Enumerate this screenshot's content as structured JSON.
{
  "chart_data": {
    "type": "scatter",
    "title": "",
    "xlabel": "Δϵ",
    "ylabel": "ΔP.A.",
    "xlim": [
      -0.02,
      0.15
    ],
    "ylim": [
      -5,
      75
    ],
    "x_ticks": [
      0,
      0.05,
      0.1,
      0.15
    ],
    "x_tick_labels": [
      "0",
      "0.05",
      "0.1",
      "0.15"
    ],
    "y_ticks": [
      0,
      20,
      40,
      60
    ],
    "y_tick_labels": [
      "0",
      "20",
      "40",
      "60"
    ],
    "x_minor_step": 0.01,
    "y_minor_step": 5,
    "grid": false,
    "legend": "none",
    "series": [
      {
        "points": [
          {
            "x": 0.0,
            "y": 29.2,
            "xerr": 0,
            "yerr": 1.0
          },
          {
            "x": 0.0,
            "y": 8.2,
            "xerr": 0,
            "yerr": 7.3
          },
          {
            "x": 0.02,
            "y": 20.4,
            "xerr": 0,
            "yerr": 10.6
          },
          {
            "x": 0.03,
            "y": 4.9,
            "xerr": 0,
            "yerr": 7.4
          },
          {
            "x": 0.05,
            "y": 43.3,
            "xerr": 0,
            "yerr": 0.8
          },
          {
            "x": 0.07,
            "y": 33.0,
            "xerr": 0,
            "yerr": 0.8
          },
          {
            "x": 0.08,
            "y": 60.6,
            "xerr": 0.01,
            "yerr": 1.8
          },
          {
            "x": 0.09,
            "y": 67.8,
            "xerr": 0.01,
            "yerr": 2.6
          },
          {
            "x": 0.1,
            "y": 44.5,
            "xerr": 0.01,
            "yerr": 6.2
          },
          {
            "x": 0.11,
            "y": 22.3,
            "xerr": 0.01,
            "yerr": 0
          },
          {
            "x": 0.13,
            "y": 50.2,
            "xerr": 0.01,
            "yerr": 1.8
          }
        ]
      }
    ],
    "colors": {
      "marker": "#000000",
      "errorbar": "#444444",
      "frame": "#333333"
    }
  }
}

☆ ☆ ☆

#### Objective:
Gather and copy every line of the data in which the string "yerr" is found.

#### Task response:
            "yerr": 1.0
            "yerr": 7.3
            "yerr": 10.6
            "yerr": 7.4
            "yerr": 0.8
            "yerr": 0.8
            "yerr": 1.8
            "yerr": 2.6
            "yerr": 6.2
            "yerr": 0
            "yerr": 1.8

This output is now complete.